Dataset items
------------------------------------------------------------
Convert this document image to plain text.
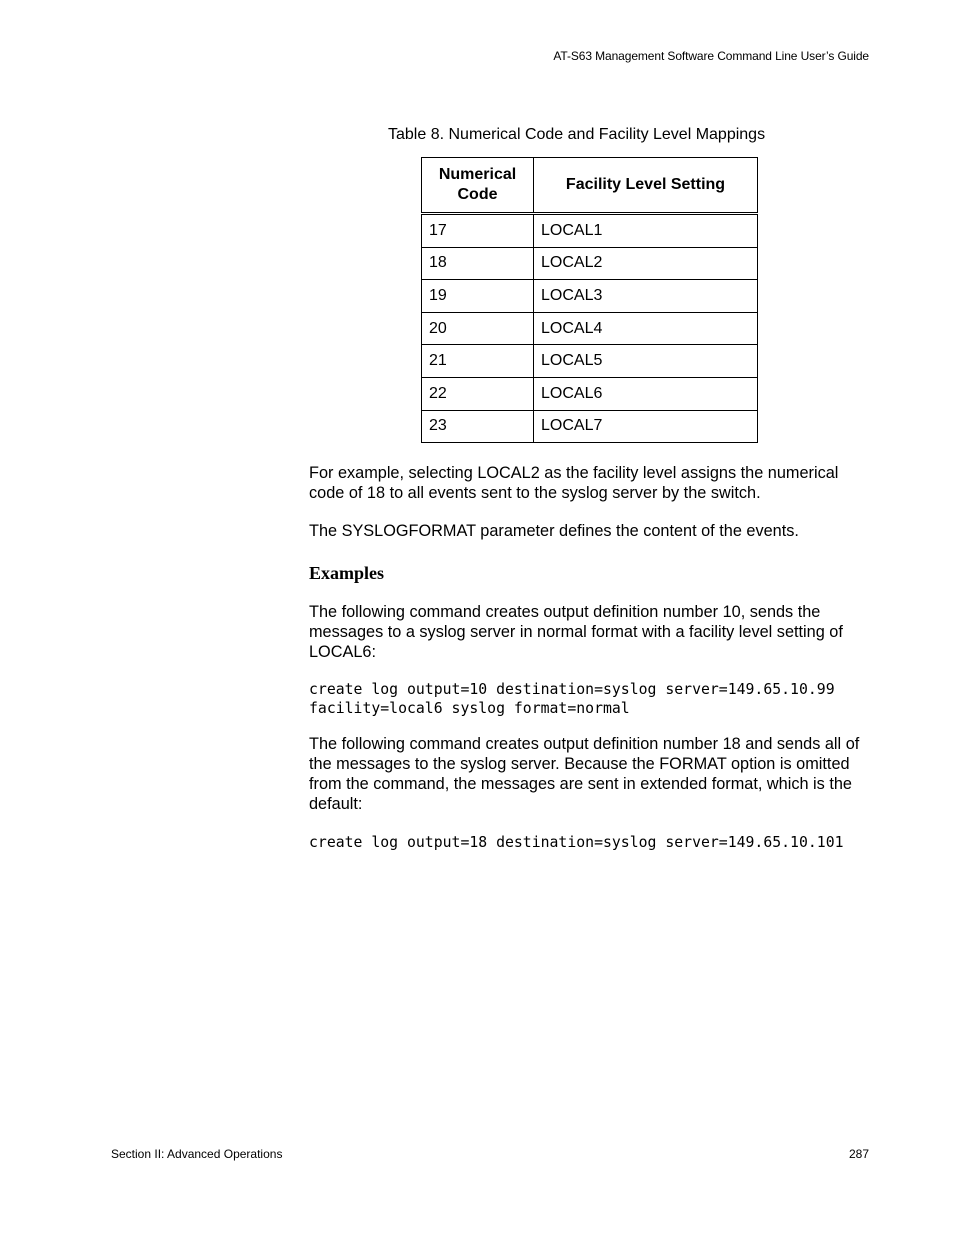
AT-S63 Management Software Command Line User’s Guide
Table 8. Numerical Code and Facility Level Mappings
Numerical Code	Facility Level Setting
17	LOCAL1
18	LOCAL2
19	LOCAL3
20	LOCAL4
21	LOCAL5
22	LOCAL6
23	LOCAL7

For example, selecting LOCAL2 as the facility level assigns the numerical code of 18 to all events sent to the syslog server by the switch.

The SYSLOGFORMAT parameter defines the content of the events.

Examples

The following command creates output definition number 10, sends the messages to a syslog server in normal format with a facility level setting of LOCAL6:

create log output=10 destination=syslog server=149.65.10.99
facility=local6 syslog format=normal

The following command creates output definition number 18 and sends all of the messages to the syslog server. Because the FORMAT option is omitted from the command, the messages are sent in extended format, which is the default:

create log output=18 destination=syslog server=149.65.10.101
Section II: Advanced Operations	287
------------------------------------------------------------
- [What the task asks]:
Go through the listing above and write it out again exactly, dropping the pictures.

- [Solution for this task]:
Convert this document image to plain text.
AT-S63 Management Software Command Line User’s Guide
Table 8. Numerical Code and Facility Level Mappings
Numerical Code	Facility Level Setting
17	LOCAL1
18	LOCAL2
19	LOCAL3
20	LOCAL4
21	LOCAL5
22	LOCAL6
23	LOCAL7

For example, selecting LOCAL2 as the facility level assigns the numerical code of 18 to all events sent to the syslog server by the switch.

The SYSLOGFORMAT parameter defines the content of the events.

Examples

The following command creates output definition number 10, sends the messages to a syslog server in normal format with a facility level setting of LOCAL6:

create log output=10 destination=syslog server=149.65.10.99
facility=local6 syslog format=normal

The following command creates output definition number 18 and sends all of the messages to the syslog server. Because the FORMAT option is omitted from the command, the messages are sent in extended format, which is the default:

create log output=18 destination=syslog server=149.65.10.101
Section II: Advanced Operations	287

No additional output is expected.